▶ _Exercise directions_
In the listing that follows, count each line containing the string "Total" and report only the count.

(Extracted records)
-- START --

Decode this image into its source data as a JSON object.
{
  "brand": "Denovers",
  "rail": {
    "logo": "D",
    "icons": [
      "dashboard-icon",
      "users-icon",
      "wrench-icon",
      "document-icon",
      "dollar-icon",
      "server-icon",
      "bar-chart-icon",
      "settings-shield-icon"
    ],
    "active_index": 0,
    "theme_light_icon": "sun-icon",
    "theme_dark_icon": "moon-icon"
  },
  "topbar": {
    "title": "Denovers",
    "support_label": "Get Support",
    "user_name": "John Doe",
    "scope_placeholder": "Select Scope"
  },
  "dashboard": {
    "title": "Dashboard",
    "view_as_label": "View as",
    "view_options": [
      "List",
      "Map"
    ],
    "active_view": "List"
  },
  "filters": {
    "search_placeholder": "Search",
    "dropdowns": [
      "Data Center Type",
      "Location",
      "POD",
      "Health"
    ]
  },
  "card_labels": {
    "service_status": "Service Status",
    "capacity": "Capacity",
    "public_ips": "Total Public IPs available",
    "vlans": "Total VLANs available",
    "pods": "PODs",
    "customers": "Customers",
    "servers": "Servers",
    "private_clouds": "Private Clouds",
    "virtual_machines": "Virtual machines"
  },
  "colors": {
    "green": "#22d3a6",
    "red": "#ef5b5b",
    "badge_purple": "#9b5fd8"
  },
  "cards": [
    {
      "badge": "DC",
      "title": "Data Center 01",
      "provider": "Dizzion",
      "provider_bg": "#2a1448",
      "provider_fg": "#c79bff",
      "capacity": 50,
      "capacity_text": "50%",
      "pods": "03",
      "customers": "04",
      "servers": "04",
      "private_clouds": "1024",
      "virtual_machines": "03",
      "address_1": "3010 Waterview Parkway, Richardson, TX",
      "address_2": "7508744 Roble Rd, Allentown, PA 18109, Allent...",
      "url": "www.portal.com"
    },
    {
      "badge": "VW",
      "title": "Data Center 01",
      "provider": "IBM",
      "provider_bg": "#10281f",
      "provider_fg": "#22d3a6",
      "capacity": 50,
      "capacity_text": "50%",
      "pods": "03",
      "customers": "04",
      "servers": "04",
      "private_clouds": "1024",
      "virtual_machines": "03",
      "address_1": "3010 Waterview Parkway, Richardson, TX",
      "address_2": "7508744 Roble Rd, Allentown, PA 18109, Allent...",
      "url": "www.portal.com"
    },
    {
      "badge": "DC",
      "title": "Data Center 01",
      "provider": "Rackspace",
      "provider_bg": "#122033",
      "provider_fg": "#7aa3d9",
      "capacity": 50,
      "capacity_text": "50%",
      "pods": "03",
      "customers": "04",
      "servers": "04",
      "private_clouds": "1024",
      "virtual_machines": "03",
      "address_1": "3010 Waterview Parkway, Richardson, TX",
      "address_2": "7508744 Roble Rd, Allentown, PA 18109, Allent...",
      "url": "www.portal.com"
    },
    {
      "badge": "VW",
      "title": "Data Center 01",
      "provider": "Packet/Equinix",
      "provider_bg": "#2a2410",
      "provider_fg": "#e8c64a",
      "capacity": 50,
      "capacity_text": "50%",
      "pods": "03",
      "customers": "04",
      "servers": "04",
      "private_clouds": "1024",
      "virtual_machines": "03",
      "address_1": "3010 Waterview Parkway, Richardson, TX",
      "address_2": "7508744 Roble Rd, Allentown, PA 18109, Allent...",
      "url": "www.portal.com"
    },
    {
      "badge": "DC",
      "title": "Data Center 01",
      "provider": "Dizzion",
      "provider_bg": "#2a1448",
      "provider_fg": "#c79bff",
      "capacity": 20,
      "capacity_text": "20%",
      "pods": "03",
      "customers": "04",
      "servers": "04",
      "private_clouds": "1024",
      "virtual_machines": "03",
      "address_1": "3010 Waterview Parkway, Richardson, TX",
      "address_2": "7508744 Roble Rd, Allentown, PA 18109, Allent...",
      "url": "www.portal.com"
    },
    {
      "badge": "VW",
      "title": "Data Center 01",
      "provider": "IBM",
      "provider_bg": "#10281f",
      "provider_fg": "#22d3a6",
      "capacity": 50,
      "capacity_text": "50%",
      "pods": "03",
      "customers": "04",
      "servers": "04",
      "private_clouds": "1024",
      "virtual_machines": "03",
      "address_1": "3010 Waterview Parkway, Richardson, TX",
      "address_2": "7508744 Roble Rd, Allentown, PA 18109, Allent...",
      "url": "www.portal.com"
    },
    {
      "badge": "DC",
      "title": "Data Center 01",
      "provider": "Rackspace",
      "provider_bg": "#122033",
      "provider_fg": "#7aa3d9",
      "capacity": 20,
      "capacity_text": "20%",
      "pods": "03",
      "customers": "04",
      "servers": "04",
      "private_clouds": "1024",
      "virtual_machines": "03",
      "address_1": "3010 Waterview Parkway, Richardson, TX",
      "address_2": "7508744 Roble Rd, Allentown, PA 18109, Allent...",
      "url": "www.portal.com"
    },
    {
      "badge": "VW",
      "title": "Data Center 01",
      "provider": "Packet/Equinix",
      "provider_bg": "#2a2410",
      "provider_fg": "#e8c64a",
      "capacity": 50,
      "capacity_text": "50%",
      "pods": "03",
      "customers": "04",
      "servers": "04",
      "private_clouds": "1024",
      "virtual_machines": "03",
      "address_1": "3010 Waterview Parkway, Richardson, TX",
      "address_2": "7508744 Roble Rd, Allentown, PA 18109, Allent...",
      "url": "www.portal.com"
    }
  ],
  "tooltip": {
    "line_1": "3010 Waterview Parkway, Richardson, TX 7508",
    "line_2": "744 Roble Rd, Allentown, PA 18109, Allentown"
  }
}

-- END --

▶ _Completed task_
2